* Set exercise
Could you copy out every line of the records below word for word, leaving out the pictures?
════
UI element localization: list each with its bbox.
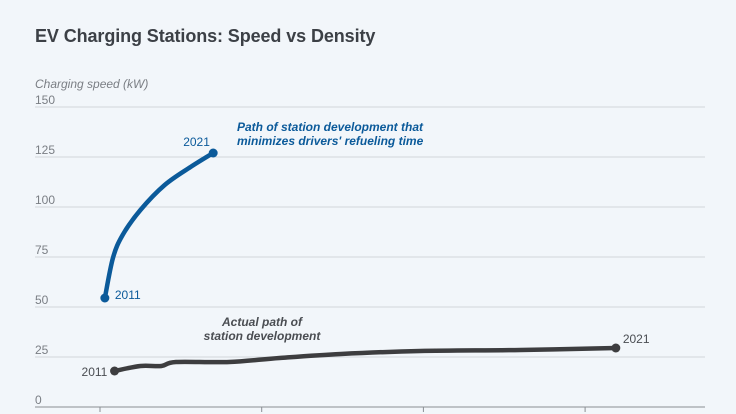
series-annotation: minimizes drivers' refueling time: [237, 134, 424, 148]
y-tick-label: 50: [35, 293, 49, 307]
gridlines: [35, 106, 705, 358]
series-annotation: Path of station development that: [237, 120, 424, 134]
start-point: [110, 366, 120, 376]
y-tick-label: 75: [35, 243, 49, 257]
series-annotation: station development: [204, 329, 322, 343]
y-tick-label: 150: [35, 93, 55, 107]
actual-path-line: [112, 345, 619, 374]
start-year-label: 2011: [115, 288, 141, 302]
chart-title: EV Charging Stations: Speed vs Density: [35, 26, 376, 46]
optimal-path-line: [102, 150, 216, 301]
end-point: [611, 343, 621, 353]
x-axis: [35, 406, 705, 412]
y-tick-label: 125: [35, 143, 55, 157]
y-tick-label: 0: [35, 393, 42, 407]
end-year-label: 2021: [183, 135, 210, 149]
y-tick-label: 25: [35, 343, 49, 357]
series-annotation: Actual path of: [221, 315, 303, 329]
end-point: [208, 148, 218, 158]
point-labels: 2011 2021 Path of station development that…: [82, 120, 650, 379]
start-point: [100, 293, 110, 303]
end-year-label: 2021: [623, 332, 650, 346]
y-axis-label: Charging speed (kW): [35, 77, 149, 91]
y-tick-label: 100: [35, 193, 55, 207]
y-tick-labels: 0 25 50 75 100 125 150: [35, 93, 55, 407]
series-group: [100, 148, 621, 376]
start-year-label: 2011: [82, 365, 108, 379]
════
* Solution to this problem
UI element localization: list each with its bbox.
series-annotation: minimizes drivers' refueling time: [237, 134, 424, 148]
y-tick-label: 50: [35, 293, 49, 307]
gridlines: [35, 106, 705, 358]
series-annotation: Path of station development that: [237, 120, 424, 134]
start-point: [110, 366, 120, 376]
y-tick-label: 75: [35, 243, 49, 257]
series-annotation: station development: [204, 329, 322, 343]
y-tick-label: 150: [35, 93, 55, 107]
actual-path-line: [112, 345, 619, 374]
start-year-label: 2011: [115, 288, 141, 302]
chart-title: EV Charging Stations: Speed vs Density: [35, 26, 376, 46]
optimal-path-line: [102, 150, 216, 301]
end-point: [611, 343, 621, 353]
x-axis: [35, 406, 705, 412]
y-tick-label: 125: [35, 143, 55, 157]
y-tick-label: 0: [35, 393, 42, 407]
end-year-label: 2021: [183, 135, 210, 149]
y-tick-label: 25: [35, 343, 49, 357]
series-annotation: Actual path of: [221, 315, 303, 329]
end-point: [208, 148, 218, 158]
point-labels: 2011 2021 Path of station development that…: [82, 120, 650, 379]
start-point: [100, 293, 110, 303]
end-year-label: 2021: [623, 332, 650, 346]
y-axis-label: Charging speed (kW): [35, 77, 149, 91]
y-tick-label: 100: [35, 193, 55, 207]
y-tick-labels: 0 25 50 75 100 125 150: [35, 93, 55, 407]
series-group: [100, 148, 621, 376]
start-year-label: 2011: [82, 365, 108, 379]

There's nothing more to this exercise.